* _EXERCISE_: Rewrite the stretch from the line containing "X-axis label: Distribution" through the line containing "Bar: [169, 330, 193, 390]", replacing "Bar" with "Column" and leaving everything else unchanged.

* _MATERIAL FOR THIS TASK_:

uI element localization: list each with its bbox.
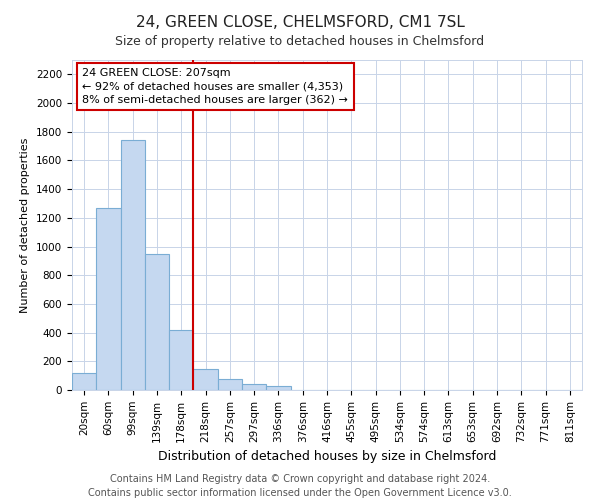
X-axis label: Distribution of detached houses by size in Chelmsford: Distribution of detached houses by size …: [158, 450, 496, 463]
Bar: [218, 379, 242, 390]
Bar: [145, 254, 169, 390]
Bar: [169, 330, 193, 390]
Text: 24, GREEN CLOSE, CHELMSFORD, CM1 7SL: 24, GREEN CLOSE, CHELMSFORD, CM1 7SL: [136, 15, 464, 30]
Bar: [72, 373, 96, 390]
Text: 24 GREEN CLOSE: 207sqm
← 92% of detached houses are smaller (4,353)
8% of semi-d: 24 GREEN CLOSE: 207sqm ← 92% of detached…: [82, 68, 348, 104]
Bar: [96, 208, 121, 390]
Text: Size of property relative to detached houses in Chelmsford: Size of property relative to detached ho…: [115, 35, 485, 48]
Y-axis label: Number of detached properties: Number of detached properties: [20, 138, 31, 312]
Bar: [242, 384, 266, 390]
Bar: [121, 140, 145, 390]
Bar: [266, 386, 290, 390]
Text: Contains HM Land Registry data © Crown copyright and database right 2024.
Contai: Contains HM Land Registry data © Crown c…: [88, 474, 512, 498]
Bar: [193, 369, 218, 390]
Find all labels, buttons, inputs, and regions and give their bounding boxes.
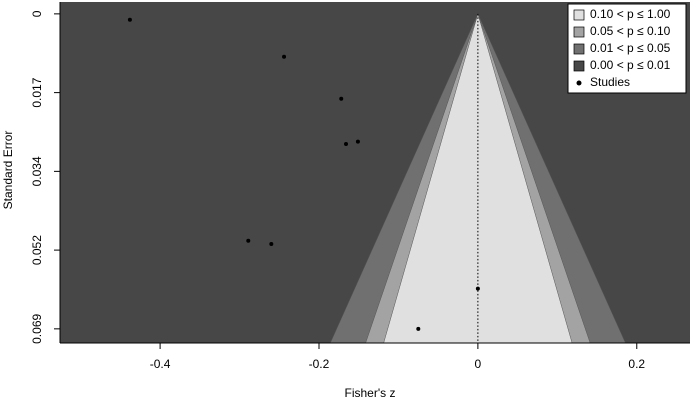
y-tick-label: 0.052 bbox=[30, 235, 44, 265]
legend-label: 0.00 < p ≤ 0.01 bbox=[590, 58, 671, 72]
y-tick-label: 0 bbox=[30, 10, 44, 17]
legend-swatch bbox=[573, 60, 585, 72]
legend-swatch bbox=[573, 9, 585, 21]
study-point bbox=[246, 238, 251, 243]
legend-label: 0.10 < p ≤ 1.00 bbox=[590, 7, 671, 21]
study-point bbox=[127, 17, 132, 22]
legend-label: 0.01 < p ≤ 0.05 bbox=[590, 41, 671, 55]
y-axis-label: Standard Error bbox=[1, 131, 15, 210]
legend-swatch bbox=[573, 26, 585, 38]
x-axis-label: Fisher's z bbox=[345, 386, 396, 400]
legend-marker bbox=[576, 80, 582, 86]
x-tick-label: -0.4 bbox=[150, 357, 171, 371]
y-tick-label: 0.069 bbox=[30, 314, 44, 344]
y-tick-label: 0.034 bbox=[30, 156, 44, 186]
study-point bbox=[475, 286, 480, 291]
study-point bbox=[355, 139, 360, 144]
legend-label: Studies bbox=[590, 75, 630, 89]
legend-box bbox=[567, 3, 687, 94]
x-tick-label: -0.2 bbox=[309, 357, 330, 371]
study-point bbox=[344, 141, 349, 146]
study-point bbox=[416, 326, 421, 331]
legend-label: 0.05 < p ≤ 0.10 bbox=[590, 24, 671, 38]
study-point bbox=[269, 241, 274, 246]
legend-swatch bbox=[573, 43, 585, 55]
x-tick-label: 0.2 bbox=[628, 357, 645, 371]
y-tick-label: 0.017 bbox=[30, 77, 44, 107]
study-point bbox=[282, 54, 287, 59]
x-tick-label: 0 bbox=[475, 357, 482, 371]
study-point bbox=[339, 96, 344, 101]
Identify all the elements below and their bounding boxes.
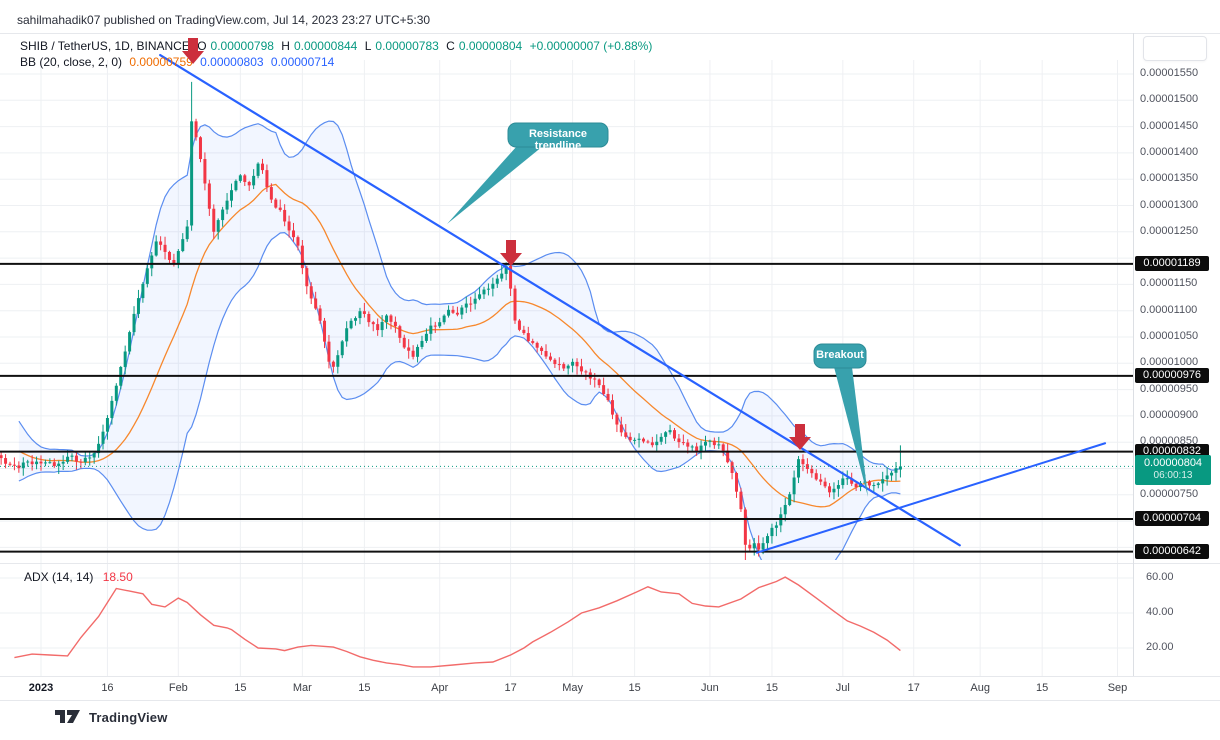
adx-axis-tick: 60.00 <box>1146 571 1174 583</box>
price-axis-divider[interactable] <box>1133 33 1134 676</box>
time-axis-tick[interactable]: Aug <box>970 682 990 694</box>
price-axis-tick: 0.00001150 <box>1140 277 1198 290</box>
adx-axis-tick: 20.00 <box>1146 641 1174 653</box>
callout-label[interactable]: Resistance trendline <box>528 128 588 152</box>
published-header: sahilmahadik07 published on TradingView.… <box>17 13 431 27</box>
price-axis-tick: 0.00000950 <box>1140 382 1199 395</box>
time-axis-tick[interactable]: Jul <box>835 682 850 694</box>
adx-legend[interactable]: ADX (14, 14) 18.50 <box>24 570 133 584</box>
bb-title: BB (20, close, 2, 0) <box>20 55 123 69</box>
low-value: 0.00000783 <box>375 39 439 53</box>
time-axis-tick[interactable]: Feb <box>168 682 188 694</box>
high-value: 0.00000844 <box>293 39 358 53</box>
adx-title: ADX (14, 14) <box>24 570 94 584</box>
bb-lower-value: 0.00000714 <box>270 55 335 69</box>
bb-basis-value: 0.00000759 <box>129 55 193 69</box>
price-axis-tick: 0.00000750 <box>1140 487 1199 500</box>
time-axis-tick[interactable]: 2023 <box>28 682 54 694</box>
price-level-tag: 0.00000976 <box>1135 367 1209 383</box>
close-label: C <box>446 39 455 53</box>
open-label: O <box>197 39 207 53</box>
time-axis-tick[interactable]: May <box>562 682 583 694</box>
price-axis-tick: 0.00001250 <box>1140 224 1199 237</box>
price-axis-tick: 0.00001350 <box>1140 172 1199 185</box>
tradingview-logo-icon[interactable] <box>55 708 81 726</box>
time-axis-tick[interactable]: Apr <box>431 682 449 694</box>
time-axis-tick[interactable]: 17 <box>907 682 920 694</box>
time-axis-tick[interactable]: 17 <box>504 682 517 694</box>
price-axis-tick: 0.00000900 <box>1140 408 1199 421</box>
price-level-tag: 0.00001189 <box>1135 255 1209 271</box>
price-axis-tick: 0.00001450 <box>1140 119 1199 132</box>
price-level-tag: 0.00000704 <box>1135 510 1209 526</box>
open-value: 0.00000798 <box>210 39 274 53</box>
time-axis-tick[interactable]: 15 <box>628 682 641 694</box>
bb-legend[interactable]: BB (20, close, 2, 0) 0.00000759 0.000008… <box>20 55 338 69</box>
price-axis-tick: 0.00001300 <box>1140 198 1199 211</box>
change-value: +0.00000007 (+0.88%) <box>529 39 653 53</box>
adx-value: 18.50 <box>102 570 133 584</box>
price-axis-tick: 0.00001400 <box>1140 145 1199 158</box>
price-axis-tick: 0.00001000 <box>1140 356 1199 369</box>
time-axis-tick[interactable]: 16 <box>101 682 114 694</box>
time-axis-tick[interactable]: 15 <box>234 682 247 694</box>
price-axis-tick: 0.00001050 <box>1140 330 1199 342</box>
time-axis-tick[interactable]: Mar <box>292 682 312 694</box>
last-price-value: 0.00000804 <box>1143 457 1203 470</box>
last-price-tag: 0.00000804 06:00:13 <box>1135 455 1211 486</box>
adx-axis-tick: 40.00 <box>1146 606 1174 618</box>
price-axis-tick: 0.00001500 <box>1140 93 1199 106</box>
bb-upper-value: 0.00000803 <box>200 55 264 69</box>
time-axis-tick[interactable]: 15 <box>1036 682 1049 694</box>
footer-divider <box>0 700 1220 701</box>
time-axis-divider <box>0 676 1220 677</box>
time-axis-tick[interactable]: Jun <box>701 682 719 694</box>
close-value: 0.00000804 <box>458 39 523 53</box>
price-level-tag: 0.00000832 <box>1135 443 1209 459</box>
axis-settings-box[interactable] <box>1143 36 1207 61</box>
price-axis-tick: 0.00001100 <box>1140 303 1198 316</box>
tradingview-brand-text[interactable]: TradingView <box>89 709 168 725</box>
bar-countdown: 06:00:13 <box>1153 470 1193 482</box>
callout-label[interactable]: Breakout <box>816 349 864 361</box>
price-axis-tick: 0.00001550 <box>1140 67 1199 79</box>
time-axis-tick[interactable]: Sep <box>1107 682 1128 694</box>
low-label: L <box>364 39 372 53</box>
pane-divider[interactable] <box>0 563 1220 564</box>
symbol-title: SHIB / TetherUS, 1D, BINANCE <box>20 39 190 53</box>
time-axis-tick[interactable]: 15 <box>765 682 779 694</box>
high-label: H <box>281 39 290 53</box>
header-divider <box>0 33 1220 34</box>
symbol-legend[interactable]: SHIB / TetherUS, 1D, BINANCE O 0.00000798… <box>20 39 656 53</box>
time-axis-tick[interactable]: 15 <box>358 682 371 694</box>
price-level-tag: 0.00000642 <box>1135 543 1209 559</box>
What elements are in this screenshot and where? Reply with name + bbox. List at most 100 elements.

* _EXERCISE OUTPUT_:
X-axis label: Distribution of detached houses by size in Chelmsford: Distribution of detached houses by size …: [158, 450, 496, 463]
Column: [218, 379, 242, 390]
Column: [145, 254, 169, 390]
Column: [169, 330, 193, 390]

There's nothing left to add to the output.